(Element boundary records)
◆ ◆ ◆ ◆ ◆

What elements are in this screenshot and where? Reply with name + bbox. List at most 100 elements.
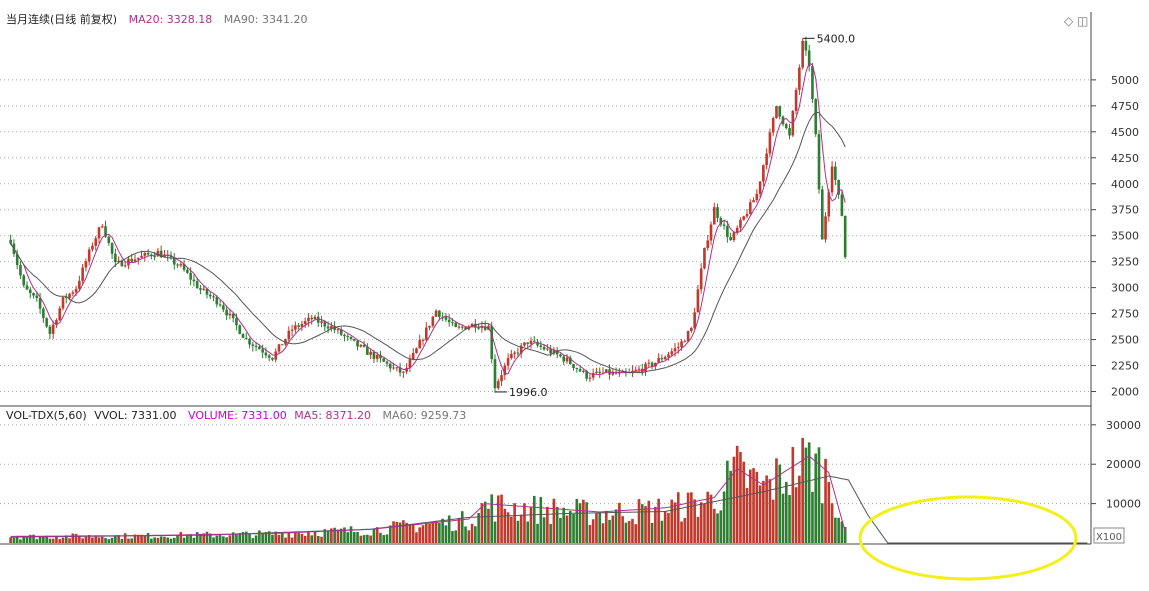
volume-bar: [133, 534, 137, 543]
candle-body: [735, 227, 739, 233]
candle-body: [637, 368, 641, 370]
candle-body: [490, 326, 494, 360]
candle-body: [19, 264, 22, 276]
candle-body: [807, 50, 811, 67]
volume-bar: [287, 532, 291, 543]
volume-bar: [405, 522, 408, 543]
volume-bar: [254, 535, 258, 543]
candle-body: [424, 327, 428, 340]
volume-bar: [637, 499, 641, 543]
candle-body: [261, 349, 264, 353]
volume-bar: [837, 517, 840, 543]
volume-bar: [228, 535, 232, 543]
volume-bar: [523, 503, 526, 543]
candle-body: [205, 288, 209, 295]
candle-body: [42, 308, 45, 319]
volume-bar: [418, 527, 422, 543]
candle-body: [136, 257, 140, 260]
volume-bar: [274, 531, 278, 543]
price-tick-label: 3000: [1111, 282, 1139, 295]
volume-bar: [9, 537, 12, 543]
candle-body: [572, 364, 575, 369]
volume-bar: [588, 524, 592, 543]
candle-body: [817, 134, 821, 190]
candle-body: [91, 245, 94, 250]
candle-body: [212, 296, 215, 298]
candle-body: [582, 370, 585, 372]
volume-bar: [166, 537, 170, 543]
candle-body: [742, 216, 746, 220]
candle-body: [431, 316, 435, 326]
candle-body: [634, 369, 638, 371]
candle-body: [523, 342, 526, 346]
vvol-readout: VVOL: 7331.00: [94, 409, 177, 422]
candle-body: [382, 358, 386, 362]
candle-body: [559, 354, 562, 357]
volume-bar: [519, 514, 523, 543]
volume-bar: [35, 539, 39, 543]
volume-bar: [490, 494, 494, 543]
volume-bar: [549, 523, 552, 543]
volume-bar: [539, 497, 543, 543]
volume-indicator-name: VOL-TDX(5,60): [6, 409, 87, 422]
candle-body: [362, 345, 366, 347]
volume-bar: [431, 522, 435, 543]
candle-body: [493, 359, 497, 389]
volume-bar: [778, 464, 782, 543]
price-tick-label: 4000: [1111, 178, 1139, 191]
volume-bar: [411, 523, 415, 543]
candle-body: [549, 348, 552, 354]
volume-bar: [104, 538, 107, 543]
candle-body: [176, 264, 179, 266]
volume-unit-label: X100: [1096, 532, 1122, 543]
volume-bar: [235, 533, 238, 543]
candle-body: [159, 250, 163, 258]
candle-body: [483, 326, 487, 330]
volume-bar: [12, 537, 16, 543]
candle-body: [451, 322, 454, 324]
candle-body: [421, 339, 425, 341]
candle-body: [385, 361, 389, 364]
volume-bar: [107, 539, 111, 543]
volume-bar: [814, 453, 818, 543]
volume-bar: [84, 536, 88, 543]
volume-bar: [398, 522, 402, 543]
volume-bar: [428, 523, 431, 543]
volume-bar: [755, 471, 759, 543]
candle-body: [388, 363, 392, 369]
volume-bar: [719, 510, 723, 543]
volume-bar: [261, 532, 264, 543]
candle-body: [667, 354, 670, 358]
volume-bar: [595, 513, 598, 543]
volume-bar: [686, 492, 690, 543]
volume-bar: [346, 532, 350, 543]
volume-bar: [258, 530, 261, 543]
candle-body: [408, 359, 412, 368]
volume-bar: [660, 520, 664, 543]
candle-body: [546, 348, 549, 350]
candle-body: [267, 355, 271, 358]
volume-bar: [244, 531, 248, 543]
volume-bar: [100, 536, 104, 543]
candle-body: [474, 323, 477, 328]
candle-body: [496, 381, 500, 389]
diamond-icon[interactable]: ◇: [1064, 14, 1074, 28]
volume-bar: [172, 537, 176, 543]
candle-body: [447, 319, 451, 323]
candle-body: [189, 272, 192, 280]
volume-bar: [202, 533, 206, 543]
volume-bar: [601, 523, 605, 543]
candle-body: [258, 346, 261, 350]
volume-bar: [683, 517, 687, 543]
candle-body: [222, 305, 225, 310]
volume-bar: [110, 537, 114, 543]
volume-bar: [330, 528, 333, 543]
candle-body: [35, 295, 39, 299]
candle-body: [372, 351, 376, 359]
volume-bar: [64, 535, 68, 543]
panel-icon[interactable]: ◫: [1077, 14, 1089, 28]
volume-bar: [231, 532, 235, 543]
volume-bar: [310, 535, 314, 543]
volume-bar: [205, 531, 209, 543]
candle-body: [506, 358, 510, 366]
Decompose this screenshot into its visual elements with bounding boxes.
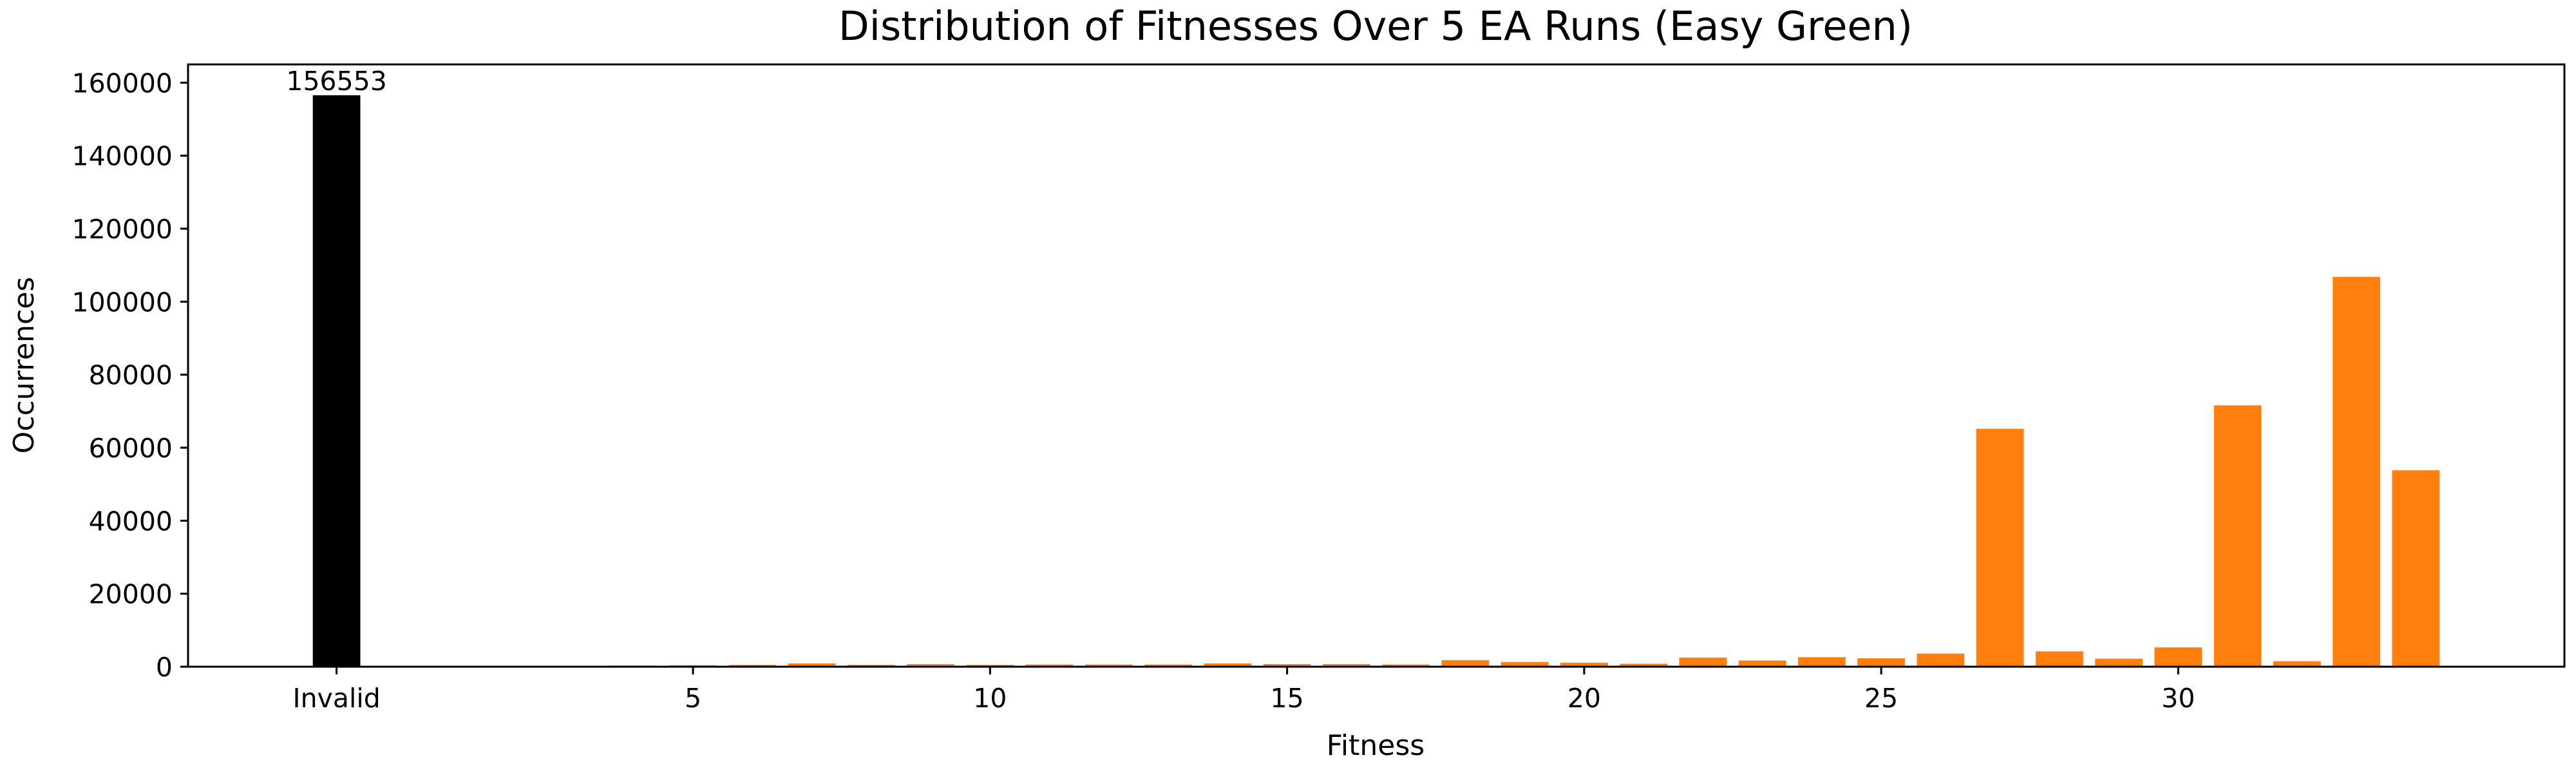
bar [2392,470,2440,667]
bar [1857,658,1906,667]
bar [2035,651,2083,667]
bar [1322,664,1370,667]
x-tick-label: 20 [1567,683,1601,714]
bar [1025,664,1074,667]
y-tick-label: 160000 [71,68,173,99]
y-tick-label: 0 [156,652,173,683]
bar [1263,664,1311,667]
bar [1501,662,1549,667]
bar [2154,647,2202,667]
y-axis-label: Occurrences [8,277,41,453]
x-tick-label: 25 [1864,683,1898,714]
x-axis-label: Fitness [1327,729,1425,762]
bar [1441,660,1490,667]
bar [1797,657,1846,667]
x-tick-label: 30 [2161,683,2195,714]
y-tick-label: 20000 [89,579,173,610]
bar [788,663,836,667]
x-tick-label: 5 [685,683,701,714]
bar [1738,660,1786,667]
bar [312,95,361,667]
plot-frame [187,63,2566,668]
x-tick-label: Invalid [292,683,380,714]
y-tick-label: 80000 [89,360,173,391]
bar [1679,657,1727,667]
bar [1620,663,1668,667]
y-tick-label: 40000 [89,506,173,537]
bar [2273,661,2321,667]
bar [2333,276,2381,667]
bar [1084,664,1133,667]
bar [1976,428,2024,667]
y-axis: 0 20000 40000 60000 80000 100000 120000 140000 1… [71,68,188,683]
bar [1204,663,1252,667]
bar [1382,664,1430,667]
y-tick-label: 60000 [89,433,173,464]
y-tick-label: 140000 [71,141,173,172]
y-tick-label: 100000 [71,287,173,318]
bar [1144,664,1193,667]
bar [1560,662,1608,667]
x-tick-label: 15 [1271,683,1304,714]
x-tick-label: 10 [973,683,1007,714]
chart-title: Distribution of Fitnesses Over 5 EA Runs… [838,3,1913,50]
data-label: 156553 [286,66,387,97]
bars-group [312,95,2440,667]
bar [907,664,955,667]
bar [1917,653,1965,667]
bar [2213,405,2262,667]
data-labels-group: 156553 [286,66,387,97]
y-tick-label: 120000 [71,214,173,245]
bar [2095,658,2143,667]
x-axis: Invalid 5 10 15 20 25 30 [292,667,2195,714]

◆ ◆ ◆ ◆ ◆

* _What you will do_
Echo the lines beginning with the line that contains "volume-bar: [133, 534, 137, 543]" and continuing through the line that contains "candle-body: [91, 245, 94, 250]", including both of those lines.

* _Result below_
volume-bar: [133, 534, 137, 543]
candle-body: [735, 227, 739, 233]
candle-body: [637, 368, 641, 370]
candle-body: [490, 326, 494, 360]
candle-body: [19, 264, 22, 276]
candle-body: [807, 50, 811, 67]
volume-bar: [287, 532, 291, 543]
volume-bar: [405, 522, 408, 543]
volume-bar: [254, 535, 258, 543]
candle-body: [424, 327, 428, 340]
volume-bar: [637, 499, 641, 543]
candle-body: [261, 349, 264, 353]
volume-bar: [837, 517, 840, 543]
volume-bar: [228, 535, 232, 543]
volume-bar: [523, 503, 526, 543]
candle-body: [205, 288, 209, 295]
candle-body: [42, 308, 45, 319]
volume-bar: [418, 527, 422, 543]
candle-body: [136, 257, 140, 260]
volume-bar: [274, 531, 278, 543]
price-tick-label: 3000: [1111, 282, 1139, 295]
volume-bar: [9, 537, 12, 543]
candle-body: [572, 364, 575, 369]
volume-bar: [588, 524, 592, 543]
candle-body: [817, 134, 821, 190]
candle-body: [91, 245, 94, 250]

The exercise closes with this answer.